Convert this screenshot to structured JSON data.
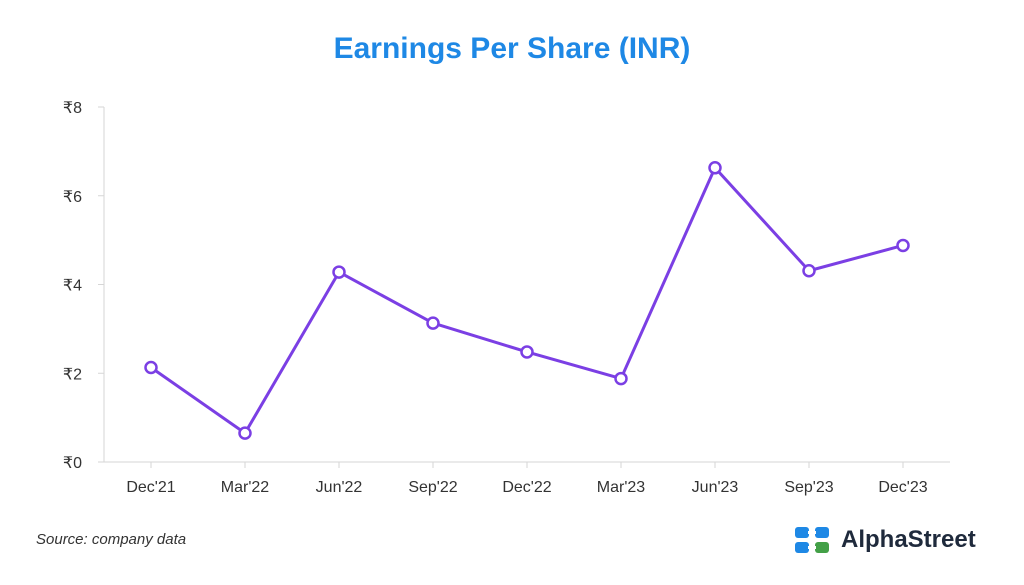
{
  "chart_data": {
    "type": "line",
    "title": "Earnings Per Share (INR)",
    "xlabel": "",
    "ylabel": "",
    "categories": [
      "Dec'21",
      "Mar'22",
      "Jun'22",
      "Sep'22",
      "Dec'22",
      "Mar'23",
      "Jun'23",
      "Sep'23",
      "Dec'23"
    ],
    "series": [
      {
        "values": [
          2.13,
          0.65,
          4.28,
          3.13,
          2.48,
          1.88,
          6.63,
          4.31,
          4.88
        ]
      }
    ],
    "ylim": [
      0,
      8
    ],
    "yticks": [
      0,
      2,
      4,
      6,
      8
    ],
    "ytick_labels": [
      "₹0",
      "₹2",
      "₹4",
      "₹6",
      "₹8"
    ],
    "grid": false,
    "colors": {
      "line": "#7b3fe4",
      "axis": "#d6d6d6",
      "title": "#1e88e5"
    }
  },
  "footer": {
    "source": "Source: company data",
    "brand": "AlphaStreet",
    "brand_icon": "alphastreet-logo-icon"
  }
}
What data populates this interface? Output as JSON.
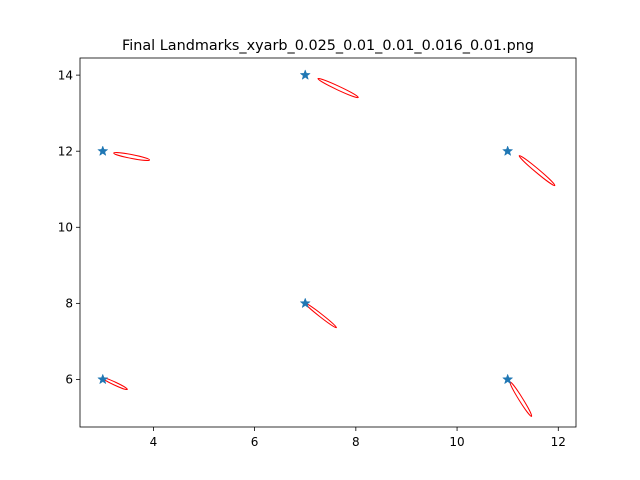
{
  "chart_data": {
    "type": "scatter",
    "title": "Final Landmarks_xyarb_0.025_0.01_0.01_0.016_0.01.png",
    "xlabel": "",
    "ylabel": "",
    "xlim": [
      2.55,
      12.35
    ],
    "ylim": [
      4.75,
      14.45
    ],
    "xticks": [
      "4",
      "6",
      "8",
      "10",
      "12"
    ],
    "yticks": [
      "6",
      "8",
      "10",
      "12",
      "14"
    ],
    "grid": false,
    "legend": "none",
    "series": [
      {
        "marker": "star",
        "color": "#1f77b4",
        "points": [
          {
            "x": 3,
            "y": 6
          },
          {
            "x": 3,
            "y": 12
          },
          {
            "x": 7,
            "y": 8
          },
          {
            "x": 7,
            "y": 14
          },
          {
            "x": 11,
            "y": 6
          },
          {
            "x": 11,
            "y": 12
          }
        ]
      }
    ],
    "ellipses": {
      "color": "#ff0000",
      "items": [
        {
          "cx": 3.24,
          "cy": 5.89,
          "rx": 0.27,
          "ry": 0.04,
          "angle_deg": -25
        },
        {
          "cx": 3.57,
          "cy": 11.86,
          "rx": 0.36,
          "ry": 0.05,
          "angle_deg": -11
        },
        {
          "cx": 7.31,
          "cy": 7.68,
          "rx": 0.39,
          "ry": 0.04,
          "angle_deg": -38
        },
        {
          "cx": 7.65,
          "cy": 13.66,
          "rx": 0.44,
          "ry": 0.05,
          "angle_deg": -25
        },
        {
          "cx": 11.26,
          "cy": 5.48,
          "rx": 0.4,
          "ry": 0.05,
          "angle_deg": -58
        },
        {
          "cx": 11.58,
          "cy": 11.49,
          "rx": 0.46,
          "ry": 0.05,
          "angle_deg": -40
        }
      ]
    }
  }
}
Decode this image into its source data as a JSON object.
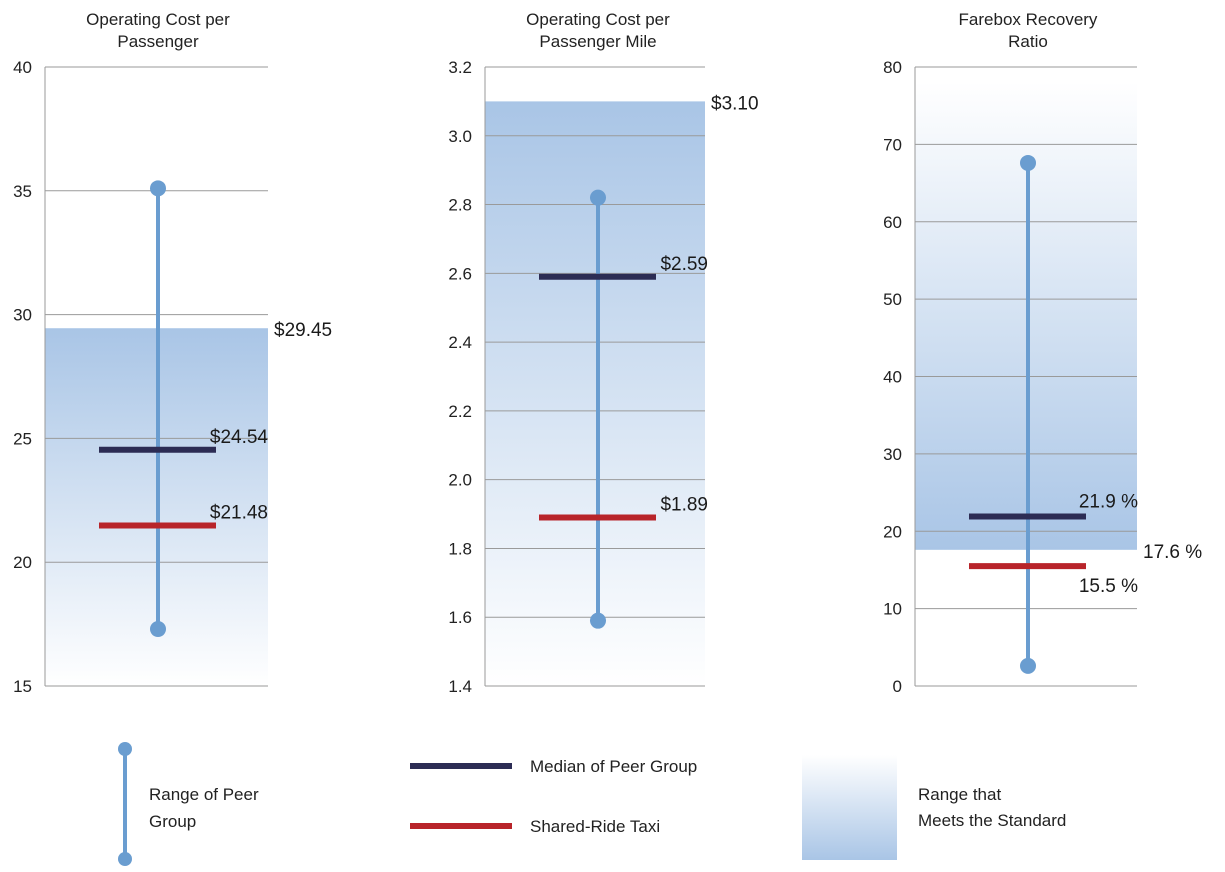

Directive: Where a line contains "JSON", copy that line.

Exercise answer:
Convert this screenshot to structured JSON data.
What data populates this interface? Output as JSON.
Decode this image into its source data as a JSON object.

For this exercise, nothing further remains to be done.